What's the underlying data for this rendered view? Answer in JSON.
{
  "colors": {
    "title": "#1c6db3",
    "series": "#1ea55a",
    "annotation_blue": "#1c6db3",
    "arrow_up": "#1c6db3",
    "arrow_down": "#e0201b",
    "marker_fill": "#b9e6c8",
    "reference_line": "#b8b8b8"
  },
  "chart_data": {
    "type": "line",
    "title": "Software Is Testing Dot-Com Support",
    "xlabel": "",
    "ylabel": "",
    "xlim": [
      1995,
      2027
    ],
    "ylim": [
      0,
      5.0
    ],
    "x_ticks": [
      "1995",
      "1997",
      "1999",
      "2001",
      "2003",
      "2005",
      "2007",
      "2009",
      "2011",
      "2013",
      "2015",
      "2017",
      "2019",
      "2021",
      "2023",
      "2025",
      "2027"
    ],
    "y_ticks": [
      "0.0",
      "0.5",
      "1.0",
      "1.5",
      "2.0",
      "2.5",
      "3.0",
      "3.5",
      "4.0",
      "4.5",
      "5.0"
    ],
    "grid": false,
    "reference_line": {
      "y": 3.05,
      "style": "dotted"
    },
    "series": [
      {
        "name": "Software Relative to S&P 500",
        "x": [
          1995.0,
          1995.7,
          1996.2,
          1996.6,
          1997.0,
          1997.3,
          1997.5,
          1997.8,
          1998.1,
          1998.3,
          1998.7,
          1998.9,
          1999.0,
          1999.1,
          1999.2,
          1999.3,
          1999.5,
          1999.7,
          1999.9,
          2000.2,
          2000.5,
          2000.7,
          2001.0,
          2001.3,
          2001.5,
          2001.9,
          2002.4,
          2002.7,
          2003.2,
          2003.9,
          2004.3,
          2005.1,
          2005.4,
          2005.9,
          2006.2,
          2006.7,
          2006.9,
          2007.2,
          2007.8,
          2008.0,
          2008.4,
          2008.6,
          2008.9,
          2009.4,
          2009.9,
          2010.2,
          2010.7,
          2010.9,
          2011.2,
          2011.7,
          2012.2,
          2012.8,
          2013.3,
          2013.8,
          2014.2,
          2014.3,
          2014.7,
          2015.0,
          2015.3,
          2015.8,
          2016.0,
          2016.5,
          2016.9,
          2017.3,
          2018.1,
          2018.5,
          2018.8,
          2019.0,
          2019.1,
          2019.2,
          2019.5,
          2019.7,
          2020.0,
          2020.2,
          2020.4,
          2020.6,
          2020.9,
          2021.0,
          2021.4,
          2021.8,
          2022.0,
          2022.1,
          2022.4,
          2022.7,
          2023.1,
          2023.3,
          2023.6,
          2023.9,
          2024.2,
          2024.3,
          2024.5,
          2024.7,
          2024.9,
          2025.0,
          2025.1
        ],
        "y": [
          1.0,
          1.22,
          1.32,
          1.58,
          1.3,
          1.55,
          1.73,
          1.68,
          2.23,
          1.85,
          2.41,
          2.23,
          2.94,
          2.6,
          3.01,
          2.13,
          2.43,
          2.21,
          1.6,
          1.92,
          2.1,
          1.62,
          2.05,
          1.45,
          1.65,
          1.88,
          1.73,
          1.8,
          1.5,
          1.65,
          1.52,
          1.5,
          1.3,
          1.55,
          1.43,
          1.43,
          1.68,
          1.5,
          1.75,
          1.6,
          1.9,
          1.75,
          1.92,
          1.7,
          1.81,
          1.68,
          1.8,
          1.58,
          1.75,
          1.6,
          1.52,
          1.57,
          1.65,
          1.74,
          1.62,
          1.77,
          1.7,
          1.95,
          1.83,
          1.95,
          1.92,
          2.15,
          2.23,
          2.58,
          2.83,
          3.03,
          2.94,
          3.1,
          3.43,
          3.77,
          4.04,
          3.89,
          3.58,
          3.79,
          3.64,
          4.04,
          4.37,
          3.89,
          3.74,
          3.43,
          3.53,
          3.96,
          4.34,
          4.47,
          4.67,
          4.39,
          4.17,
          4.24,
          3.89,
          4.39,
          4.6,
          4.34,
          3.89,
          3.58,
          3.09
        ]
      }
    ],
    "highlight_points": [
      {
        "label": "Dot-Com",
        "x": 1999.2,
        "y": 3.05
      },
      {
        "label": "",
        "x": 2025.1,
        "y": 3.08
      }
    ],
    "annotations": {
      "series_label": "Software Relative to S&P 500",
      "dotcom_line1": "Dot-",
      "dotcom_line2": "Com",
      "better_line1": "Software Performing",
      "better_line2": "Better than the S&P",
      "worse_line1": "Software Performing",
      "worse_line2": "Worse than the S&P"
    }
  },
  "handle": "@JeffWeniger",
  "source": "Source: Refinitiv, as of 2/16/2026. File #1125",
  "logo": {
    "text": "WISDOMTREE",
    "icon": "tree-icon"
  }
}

=-=-=-=-=

- _EXERCISE PROMPT_:
All of the entries above should be written out again exactly.

- _REPLY TO THE EXERCISE_:
What's the underlying data for this rendered view? Answer in JSON.
{
  "colors": {
    "title": "#1c6db3",
    "series": "#1ea55a",
    "annotation_blue": "#1c6db3",
    "arrow_up": "#1c6db3",
    "arrow_down": "#e0201b",
    "marker_fill": "#b9e6c8",
    "reference_line": "#b8b8b8"
  },
  "chart_data": {
    "type": "line",
    "title": "Software Is Testing Dot-Com Support",
    "xlabel": "",
    "ylabel": "",
    "xlim": [
      1995,
      2027
    ],
    "ylim": [
      0,
      5.0
    ],
    "x_ticks": [
      "1995",
      "1997",
      "1999",
      "2001",
      "2003",
      "2005",
      "2007",
      "2009",
      "2011",
      "2013",
      "2015",
      "2017",
      "2019",
      "2021",
      "2023",
      "2025",
      "2027"
    ],
    "y_ticks": [
      "0.0",
      "0.5",
      "1.0",
      "1.5",
      "2.0",
      "2.5",
      "3.0",
      "3.5",
      "4.0",
      "4.5",
      "5.0"
    ],
    "grid": false,
    "reference_line": {
      "y": 3.05,
      "style": "dotted"
    },
    "series": [
      {
        "name": "Software Relative to S&P 500",
        "x": [
          1995.0,
          1995.7,
          1996.2,
          1996.6,
          1997.0,
          1997.3,
          1997.5,
          1997.8,
          1998.1,
          1998.3,
          1998.7,
          1998.9,
          1999.0,
          1999.1,
          1999.2,
          1999.3,
          1999.5,
          1999.7,
          1999.9,
          2000.2,
          2000.5,
          2000.7,
          2001.0,
          2001.3,
          2001.5,
          2001.9,
          2002.4,
          2002.7,
          2003.2,
          2003.9,
          2004.3,
          2005.1,
          2005.4,
          2005.9,
          2006.2,
          2006.7,
          2006.9,
          2007.2,
          2007.8,
          2008.0,
          2008.4,
          2008.6,
          2008.9,
          2009.4,
          2009.9,
          2010.2,
          2010.7,
          2010.9,
          2011.2,
          2011.7,
          2012.2,
          2012.8,
          2013.3,
          2013.8,
          2014.2,
          2014.3,
          2014.7,
          2015.0,
          2015.3,
          2015.8,
          2016.0,
          2016.5,
          2016.9,
          2017.3,
          2018.1,
          2018.5,
          2018.8,
          2019.0,
          2019.1,
          2019.2,
          2019.5,
          2019.7,
          2020.0,
          2020.2,
          2020.4,
          2020.6,
          2020.9,
          2021.0,
          2021.4,
          2021.8,
          2022.0,
          2022.1,
          2022.4,
          2022.7,
          2023.1,
          2023.3,
          2023.6,
          2023.9,
          2024.2,
          2024.3,
          2024.5,
          2024.7,
          2024.9,
          2025.0,
          2025.1
        ],
        "y": [
          1.0,
          1.22,
          1.32,
          1.58,
          1.3,
          1.55,
          1.73,
          1.68,
          2.23,
          1.85,
          2.41,
          2.23,
          2.94,
          2.6,
          3.01,
          2.13,
          2.43,
          2.21,
          1.6,
          1.92,
          2.1,
          1.62,
          2.05,
          1.45,
          1.65,
          1.88,
          1.73,
          1.8,
          1.5,
          1.65,
          1.52,
          1.5,
          1.3,
          1.55,
          1.43,
          1.43,
          1.68,
          1.5,
          1.75,
          1.6,
          1.9,
          1.75,
          1.92,
          1.7,
          1.81,
          1.68,
          1.8,
          1.58,
          1.75,
          1.6,
          1.52,
          1.57,
          1.65,
          1.74,
          1.62,
          1.77,
          1.7,
          1.95,
          1.83,
          1.95,
          1.92,
          2.15,
          2.23,
          2.58,
          2.83,
          3.03,
          2.94,
          3.1,
          3.43,
          3.77,
          4.04,
          3.89,
          3.58,
          3.79,
          3.64,
          4.04,
          4.37,
          3.89,
          3.74,
          3.43,
          3.53,
          3.96,
          4.34,
          4.47,
          4.67,
          4.39,
          4.17,
          4.24,
          3.89,
          4.39,
          4.6,
          4.34,
          3.89,
          3.58,
          3.09
        ]
      }
    ],
    "highlight_points": [
      {
        "label": "Dot-Com",
        "x": 1999.2,
        "y": 3.05
      },
      {
        "label": "",
        "x": 2025.1,
        "y": 3.08
      }
    ],
    "annotations": {
      "series_label": "Software Relative to S&P 500",
      "dotcom_line1": "Dot-",
      "dotcom_line2": "Com",
      "better_line1": "Software Performing",
      "better_line2": "Better than the S&P",
      "worse_line1": "Software Performing",
      "worse_line2": "Worse than the S&P"
    }
  },
  "handle": "@JeffWeniger",
  "source": "Source: Refinitiv, as of 2/16/2026. File #1125",
  "logo": {
    "text": "WISDOMTREE",
    "icon": "tree-icon"
  }
}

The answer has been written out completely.